# Exercise input
====
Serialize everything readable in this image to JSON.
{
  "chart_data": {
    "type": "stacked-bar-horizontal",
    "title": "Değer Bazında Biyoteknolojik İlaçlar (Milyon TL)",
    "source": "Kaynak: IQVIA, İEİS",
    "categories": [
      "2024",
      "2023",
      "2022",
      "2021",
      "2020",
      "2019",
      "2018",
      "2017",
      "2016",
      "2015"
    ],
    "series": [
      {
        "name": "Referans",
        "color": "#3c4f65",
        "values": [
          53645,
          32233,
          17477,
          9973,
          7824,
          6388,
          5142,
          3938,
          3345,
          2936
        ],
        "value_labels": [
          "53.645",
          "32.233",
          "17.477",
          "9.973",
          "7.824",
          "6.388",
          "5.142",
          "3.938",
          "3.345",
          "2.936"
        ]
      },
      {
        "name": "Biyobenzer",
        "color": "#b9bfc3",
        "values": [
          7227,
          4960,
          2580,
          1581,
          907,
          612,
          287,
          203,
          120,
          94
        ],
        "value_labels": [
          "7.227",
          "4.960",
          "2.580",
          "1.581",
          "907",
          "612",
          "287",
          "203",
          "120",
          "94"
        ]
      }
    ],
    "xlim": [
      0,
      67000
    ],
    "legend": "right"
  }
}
====
# Instructions for the task
Transcribe each record exactly. Leave nothing out.

# Written answer
Serialize everything readable in this image to JSON.
{
  "chart_data": {
    "type": "stacked-bar-horizontal",
    "title": "Değer Bazında Biyoteknolojik İlaçlar (Milyon TL)",
    "source": "Kaynak: IQVIA, İEİS",
    "categories": [
      "2024",
      "2023",
      "2022",
      "2021",
      "2020",
      "2019",
      "2018",
      "2017",
      "2016",
      "2015"
    ],
    "series": [
      {
        "name": "Referans",
        "color": "#3c4f65",
        "values": [
          53645,
          32233,
          17477,
          9973,
          7824,
          6388,
          5142,
          3938,
          3345,
          2936
        ],
        "value_labels": [
          "53.645",
          "32.233",
          "17.477",
          "9.973",
          "7.824",
          "6.388",
          "5.142",
          "3.938",
          "3.345",
          "2.936"
        ]
      },
      {
        "name": "Biyobenzer",
        "color": "#b9bfc3",
        "values": [
          7227,
          4960,
          2580,
          1581,
          907,
          612,
          287,
          203,
          120,
          94
        ],
        "value_labels": [
          "7.227",
          "4.960",
          "2.580",
          "1.581",
          "907",
          "612",
          "287",
          "203",
          "120",
          "94"
        ]
      }
    ],
    "xlim": [
      0,
      67000
    ],
    "legend": "right"
  }
}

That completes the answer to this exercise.